• Short task:
Go through the lines below and copy each one that holds the string "έκβαση".

* Start Supplied entries *

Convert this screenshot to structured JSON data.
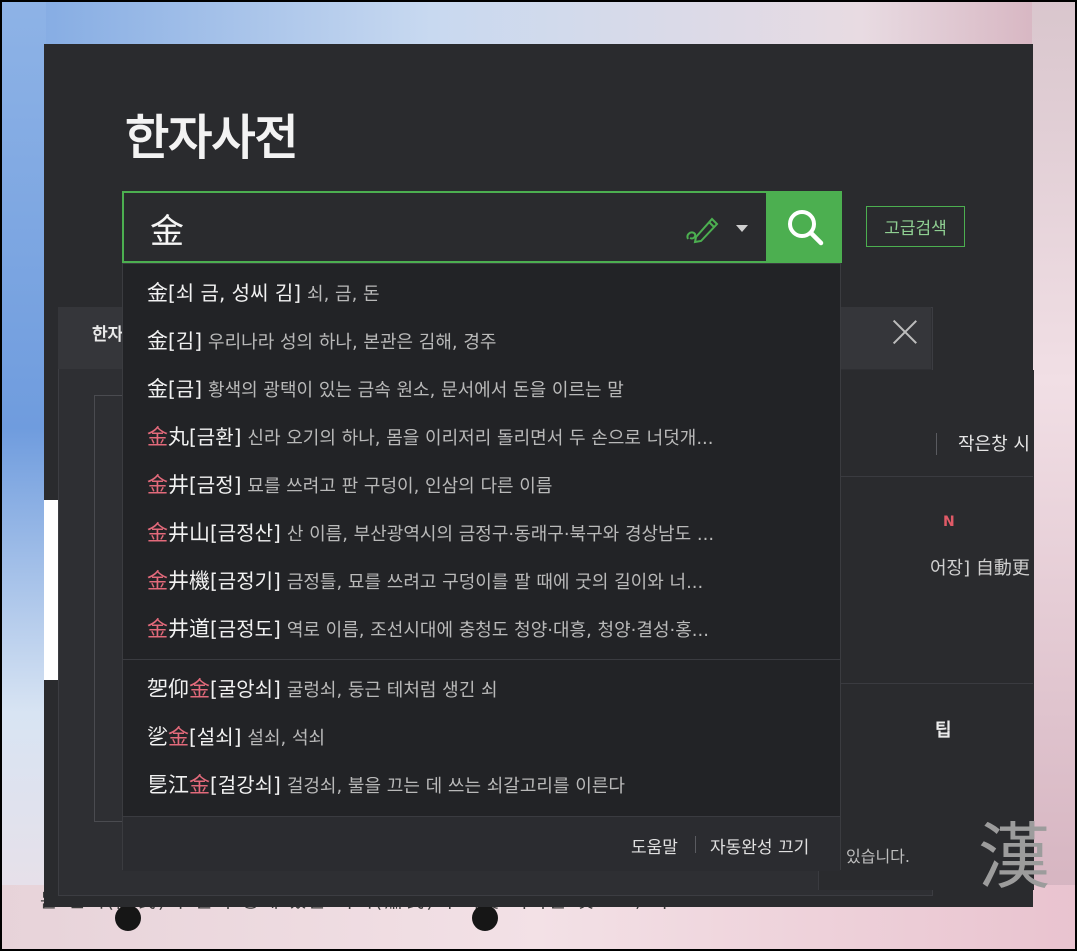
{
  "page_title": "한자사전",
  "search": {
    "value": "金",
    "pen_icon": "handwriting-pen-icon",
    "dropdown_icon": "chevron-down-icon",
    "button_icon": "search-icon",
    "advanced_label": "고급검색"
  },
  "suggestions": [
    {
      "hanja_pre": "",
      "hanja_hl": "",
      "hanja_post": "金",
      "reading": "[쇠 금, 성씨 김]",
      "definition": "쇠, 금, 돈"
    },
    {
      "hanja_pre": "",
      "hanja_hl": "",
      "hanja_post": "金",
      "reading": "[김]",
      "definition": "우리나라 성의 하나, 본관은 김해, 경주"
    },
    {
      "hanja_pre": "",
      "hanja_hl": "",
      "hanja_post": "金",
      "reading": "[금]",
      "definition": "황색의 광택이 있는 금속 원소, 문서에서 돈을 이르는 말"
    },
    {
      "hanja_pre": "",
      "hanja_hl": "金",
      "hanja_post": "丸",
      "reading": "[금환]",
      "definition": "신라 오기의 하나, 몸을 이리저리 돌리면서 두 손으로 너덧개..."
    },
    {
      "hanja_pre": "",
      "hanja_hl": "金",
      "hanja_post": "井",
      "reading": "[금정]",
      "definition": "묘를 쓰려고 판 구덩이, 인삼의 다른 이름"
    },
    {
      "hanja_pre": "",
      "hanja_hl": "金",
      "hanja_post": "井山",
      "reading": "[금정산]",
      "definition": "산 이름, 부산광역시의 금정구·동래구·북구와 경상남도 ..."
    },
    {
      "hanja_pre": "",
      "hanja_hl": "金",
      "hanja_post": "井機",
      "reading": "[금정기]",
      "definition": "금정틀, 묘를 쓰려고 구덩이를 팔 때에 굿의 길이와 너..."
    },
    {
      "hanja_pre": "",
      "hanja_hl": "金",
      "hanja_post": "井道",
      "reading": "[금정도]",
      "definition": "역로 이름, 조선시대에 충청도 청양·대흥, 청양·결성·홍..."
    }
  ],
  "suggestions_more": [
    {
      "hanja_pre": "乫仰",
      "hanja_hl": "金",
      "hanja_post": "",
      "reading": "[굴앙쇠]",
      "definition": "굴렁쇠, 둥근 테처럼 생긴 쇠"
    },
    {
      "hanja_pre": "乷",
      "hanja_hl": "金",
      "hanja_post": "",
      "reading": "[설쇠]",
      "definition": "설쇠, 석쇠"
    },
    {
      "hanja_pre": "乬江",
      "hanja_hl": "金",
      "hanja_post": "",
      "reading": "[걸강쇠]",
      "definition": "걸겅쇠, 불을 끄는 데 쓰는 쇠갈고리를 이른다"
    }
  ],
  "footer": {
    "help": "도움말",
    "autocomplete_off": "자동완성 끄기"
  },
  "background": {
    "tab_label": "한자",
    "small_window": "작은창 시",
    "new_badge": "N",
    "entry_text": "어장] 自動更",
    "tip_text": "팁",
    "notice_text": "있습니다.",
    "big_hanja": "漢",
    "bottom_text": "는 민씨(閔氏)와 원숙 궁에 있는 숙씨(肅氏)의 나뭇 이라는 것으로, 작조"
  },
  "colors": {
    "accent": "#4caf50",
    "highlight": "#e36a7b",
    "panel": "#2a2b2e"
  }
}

* End Supplied entries *
* Start Supplied entries *

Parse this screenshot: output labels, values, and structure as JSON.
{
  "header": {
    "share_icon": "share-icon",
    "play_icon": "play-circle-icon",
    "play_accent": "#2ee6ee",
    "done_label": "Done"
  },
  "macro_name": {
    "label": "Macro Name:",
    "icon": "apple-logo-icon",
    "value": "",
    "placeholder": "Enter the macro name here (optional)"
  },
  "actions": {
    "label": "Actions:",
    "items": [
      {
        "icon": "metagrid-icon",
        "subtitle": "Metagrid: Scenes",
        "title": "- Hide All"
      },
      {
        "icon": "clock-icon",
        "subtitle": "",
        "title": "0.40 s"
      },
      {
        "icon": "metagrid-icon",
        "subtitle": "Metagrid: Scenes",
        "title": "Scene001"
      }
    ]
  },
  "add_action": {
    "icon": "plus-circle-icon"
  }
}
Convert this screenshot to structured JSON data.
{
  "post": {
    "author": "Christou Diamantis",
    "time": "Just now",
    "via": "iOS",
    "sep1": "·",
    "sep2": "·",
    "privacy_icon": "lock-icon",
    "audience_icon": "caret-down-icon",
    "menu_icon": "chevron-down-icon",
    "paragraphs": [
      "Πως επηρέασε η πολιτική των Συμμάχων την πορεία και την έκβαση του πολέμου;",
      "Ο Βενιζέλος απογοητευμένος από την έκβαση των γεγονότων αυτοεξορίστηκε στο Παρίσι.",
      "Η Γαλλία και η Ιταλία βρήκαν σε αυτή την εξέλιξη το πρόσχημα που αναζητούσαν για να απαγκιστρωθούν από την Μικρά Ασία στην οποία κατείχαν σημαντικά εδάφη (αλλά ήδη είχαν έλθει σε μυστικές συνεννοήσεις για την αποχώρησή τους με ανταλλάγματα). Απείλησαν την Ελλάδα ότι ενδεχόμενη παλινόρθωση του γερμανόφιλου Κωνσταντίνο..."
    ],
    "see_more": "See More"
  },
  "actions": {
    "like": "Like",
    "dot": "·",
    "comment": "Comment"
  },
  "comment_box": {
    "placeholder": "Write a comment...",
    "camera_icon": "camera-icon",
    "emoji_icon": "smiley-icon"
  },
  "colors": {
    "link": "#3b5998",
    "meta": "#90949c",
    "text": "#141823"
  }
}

* End Supplied entries *

• Reply:
      "Πως επηρέασε η πολιτική των Συμμάχων την πορεία και την έκβαση του πολέμου;",
      "Ο Βενιζέλος απογοητευμένος από την έκβαση των γεγονότων αυτοεξορίστηκε στο Παρίσι.",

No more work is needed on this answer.